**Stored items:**
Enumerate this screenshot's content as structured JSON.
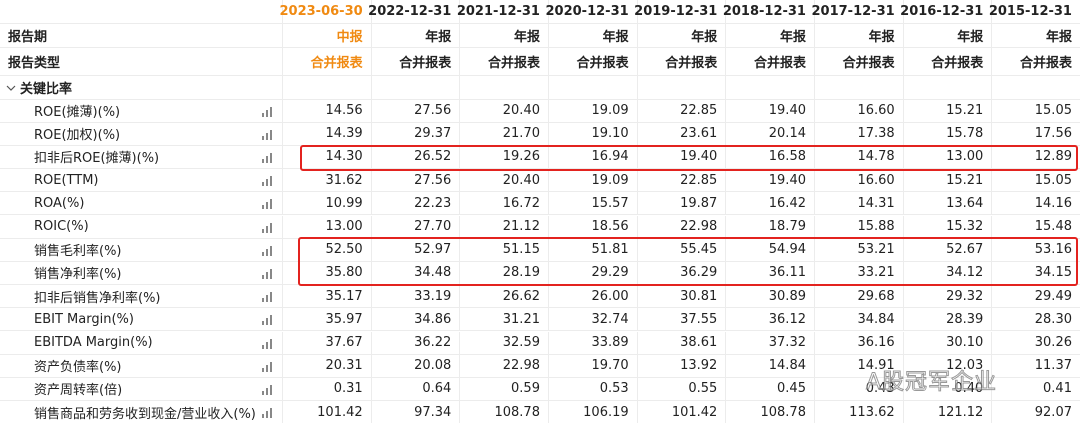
{
  "table": {
    "header": {
      "periods": [
        "2023-06-30",
        "2022-12-31",
        "2021-12-31",
        "2020-12-31",
        "2019-12-31",
        "2018-12-31",
        "2017-12-31",
        "2016-12-31",
        "2015-12-31"
      ],
      "period_label": "报告期",
      "report_periods": [
        "中报",
        "年报",
        "年报",
        "年报",
        "年报",
        "年报",
        "年报",
        "年报",
        "年报"
      ],
      "type_label": "报告类型",
      "report_types": [
        "合并报表",
        "合并报表",
        "合并报表",
        "合并报表",
        "合并报表",
        "合并报表",
        "合并报表",
        "合并报表",
        "合并报表"
      ]
    },
    "section": "关键比率",
    "rows": [
      {
        "label": "ROE(摊薄)(%)",
        "values": [
          "14.56",
          "27.56",
          "20.40",
          "19.09",
          "22.85",
          "19.40",
          "16.60",
          "15.21",
          "15.05"
        ]
      },
      {
        "label": "ROE(加权)(%)",
        "values": [
          "14.39",
          "29.37",
          "21.70",
          "19.10",
          "23.61",
          "20.14",
          "17.38",
          "15.78",
          "17.56"
        ]
      },
      {
        "label": "扣非后ROE(摊薄)(%)",
        "values": [
          "14.30",
          "26.52",
          "19.26",
          "16.94",
          "19.40",
          "16.58",
          "14.78",
          "13.00",
          "12.89"
        ]
      },
      {
        "label": "ROE(TTM)",
        "values": [
          "31.62",
          "27.56",
          "20.40",
          "19.09",
          "22.85",
          "19.40",
          "16.60",
          "15.21",
          "15.05"
        ]
      },
      {
        "label": "ROA(%)",
        "values": [
          "10.99",
          "22.23",
          "16.72",
          "15.57",
          "19.87",
          "16.42",
          "14.31",
          "13.64",
          "14.16"
        ]
      },
      {
        "label": "ROIC(%)",
        "values": [
          "13.00",
          "27.70",
          "21.12",
          "18.56",
          "22.98",
          "18.79",
          "15.88",
          "15.32",
          "15.48"
        ]
      },
      {
        "label": "销售毛利率(%)",
        "values": [
          "52.50",
          "52.97",
          "51.15",
          "51.81",
          "55.45",
          "54.94",
          "53.21",
          "52.67",
          "53.16"
        ]
      },
      {
        "label": "销售净利率(%)",
        "values": [
          "35.80",
          "34.48",
          "28.19",
          "29.29",
          "36.29",
          "36.11",
          "33.21",
          "34.12",
          "34.15"
        ]
      },
      {
        "label": "扣非后销售净利率(%)",
        "values": [
          "35.17",
          "33.19",
          "26.62",
          "26.00",
          "30.81",
          "30.89",
          "29.68",
          "29.32",
          "29.49"
        ]
      },
      {
        "label": "EBIT Margin(%)",
        "values": [
          "35.97",
          "34.86",
          "31.21",
          "32.74",
          "37.55",
          "36.12",
          "34.84",
          "28.39",
          "28.30"
        ]
      },
      {
        "label": "EBITDA Margin(%)",
        "values": [
          "37.67",
          "36.22",
          "32.59",
          "33.89",
          "38.61",
          "37.32",
          "36.16",
          "30.10",
          "30.26"
        ]
      },
      {
        "label": "资产负债率(%)",
        "values": [
          "20.31",
          "20.08",
          "22.98",
          "19.70",
          "13.92",
          "14.84",
          "14.91",
          "12.03",
          "11.37"
        ]
      },
      {
        "label": "资产周转率(倍)",
        "values": [
          "0.31",
          "0.64",
          "0.59",
          "0.53",
          "0.55",
          "0.45",
          "0.43",
          "0.40",
          "0.41"
        ]
      },
      {
        "label": "销售商品和劳务收到现金/营业收入(%)",
        "values": [
          "101.42",
          "97.34",
          "108.78",
          "106.19",
          "101.42",
          "108.78",
          "113.62",
          "121.12",
          "92.07"
        ]
      }
    ]
  },
  "watermark": "A股冠军企业"
}
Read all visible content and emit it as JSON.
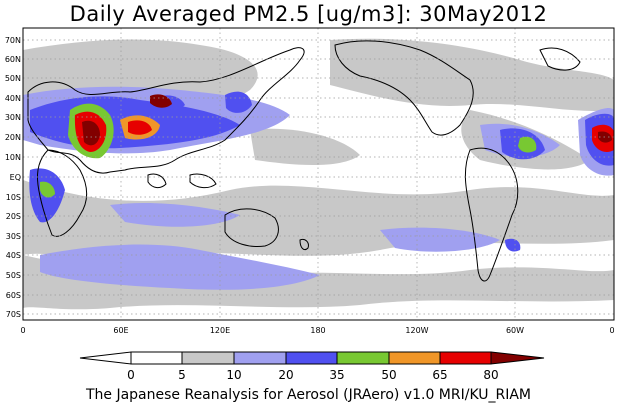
{
  "title": "Daily Averaged PM2.5 [ug/m3]: 30May2012",
  "footer": "The Japanese Reanalysis for Aerosol (JRAero) v1.0 MRI/KU_RIAM",
  "map": {
    "lat_labels": [
      "70N",
      "60N",
      "50N",
      "40N",
      "30N",
      "20N",
      "10N",
      "EQ",
      "10S",
      "20S",
      "30S",
      "40S",
      "50S",
      "60S",
      "70S"
    ],
    "lon_labels": [
      "0",
      "60E",
      "120E",
      "180",
      "120W",
      "60W",
      "0"
    ],
    "land_color": "#000000",
    "grid_color": "#9a9a9a"
  },
  "colorbar": {
    "levels": [
      "0",
      "5",
      "10",
      "20",
      "35",
      "50",
      "65",
      "80"
    ],
    "colors": [
      "#ffffff",
      "#c8c8c8",
      "#a0a0f0",
      "#5050f0",
      "#78c832",
      "#f09628",
      "#e60000",
      "#820000"
    ]
  },
  "fields": {
    "gray": "#c8c8c8",
    "light_blue": "#a0a0f0",
    "blue": "#5050f0",
    "green": "#78c832",
    "orange": "#f09628",
    "red": "#e60000",
    "dark_red": "#820000"
  }
}
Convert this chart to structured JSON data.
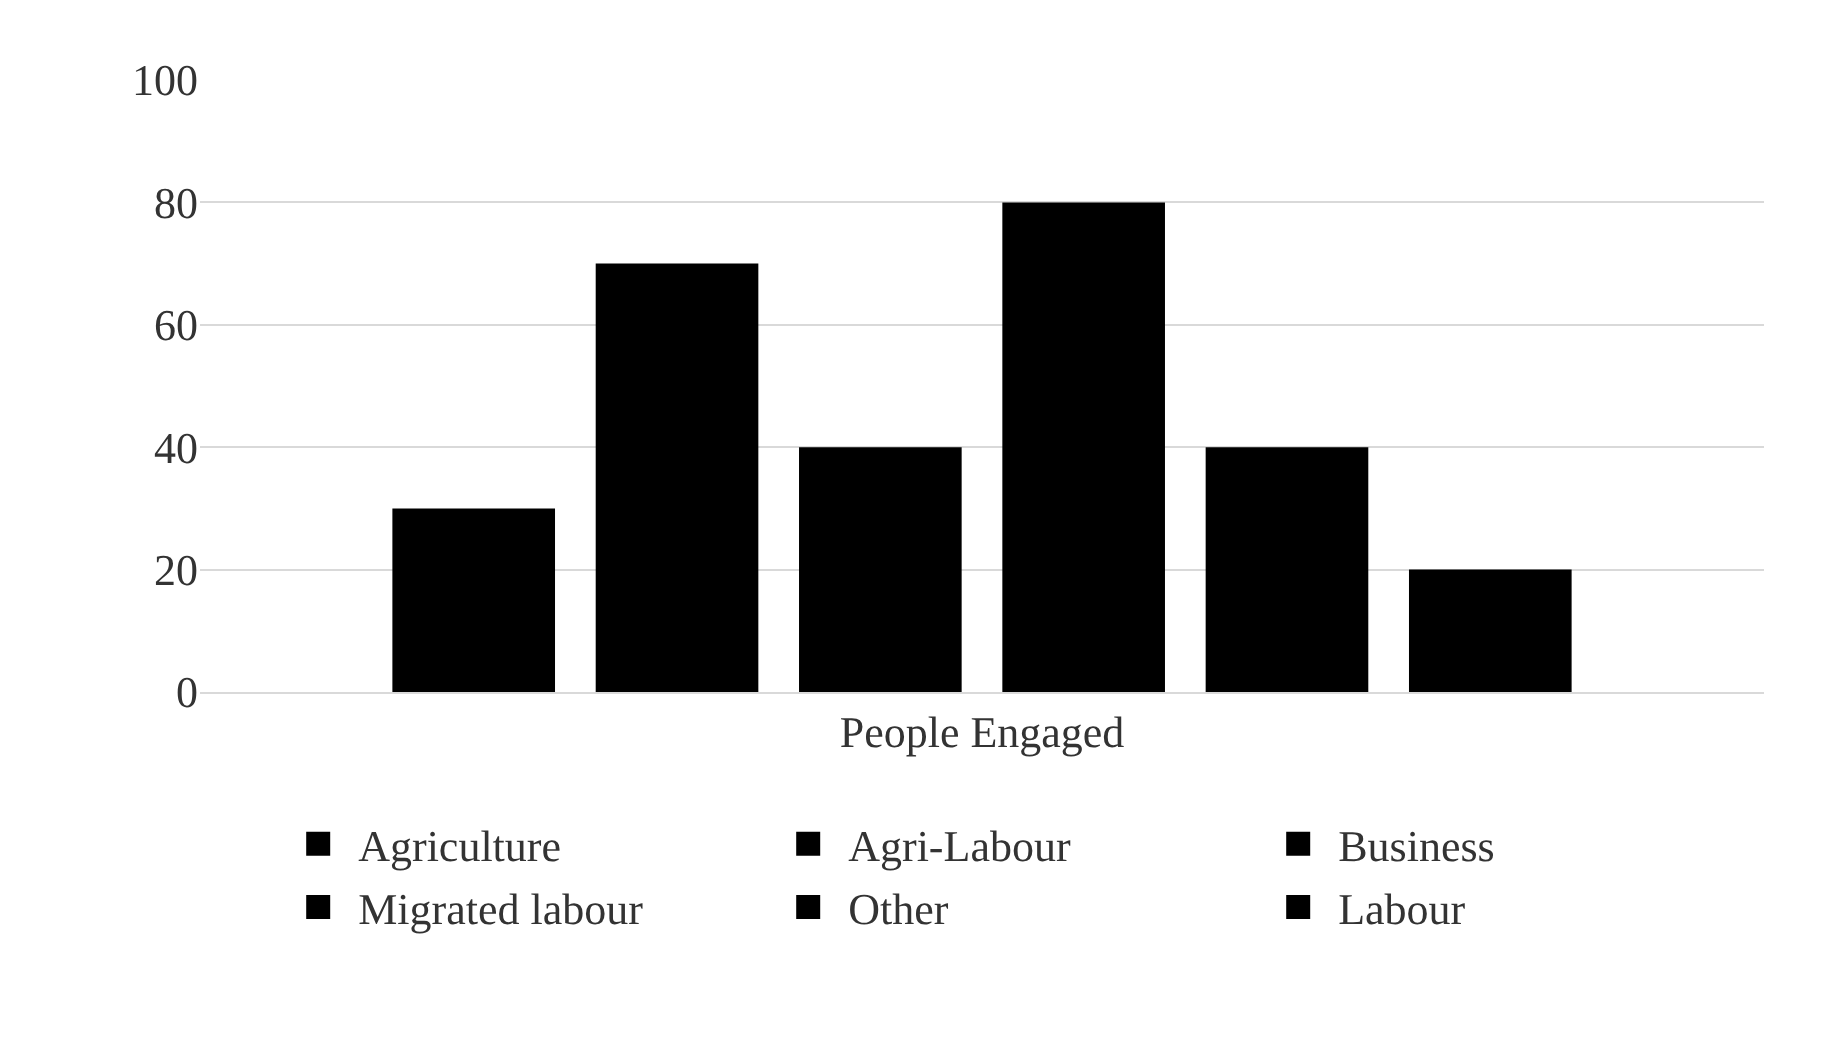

**Your objective:**
Reproduce exactly, without any picture, the lines from the one bearing "Read all visible content and emit it as JSON." to the last line of the records above.

**Response for this exercise:**
Read all visible content and emit it as JSON.
{
  "title": "Daily Averaged PM2.5 [ug/m3]: 30May2012",
  "footer": "The Japanese Reanalysis for Aerosol (JRAero) v1.0 MRI/KU_RIAM",
  "map": {
    "lat_labels": [
      "70N",
      "60N",
      "50N",
      "40N",
      "30N",
      "20N",
      "10N",
      "EQ",
      "10S",
      "20S",
      "30S",
      "40S",
      "50S",
      "60S",
      "70S"
    ],
    "lon_labels": [
      "0",
      "60E",
      "120E",
      "180",
      "120W",
      "60W",
      "0"
    ],
    "land_color": "#000000",
    "grid_color": "#9a9a9a"
  },
  "colorbar": {
    "levels": [
      "0",
      "5",
      "10",
      "20",
      "35",
      "50",
      "65",
      "80"
    ],
    "colors": [
      "#ffffff",
      "#c8c8c8",
      "#a0a0f0",
      "#5050f0",
      "#78c832",
      "#f09628",
      "#e60000",
      "#820000"
    ]
  },
  "fields": {
    "gray": "#c8c8c8",
    "light_blue": "#a0a0f0",
    "blue": "#5050f0",
    "green": "#78c832",
    "orange": "#f09628",
    "red": "#e60000",
    "dark_red": "#820000"
  }
}
Convert this chart to structured JSON data.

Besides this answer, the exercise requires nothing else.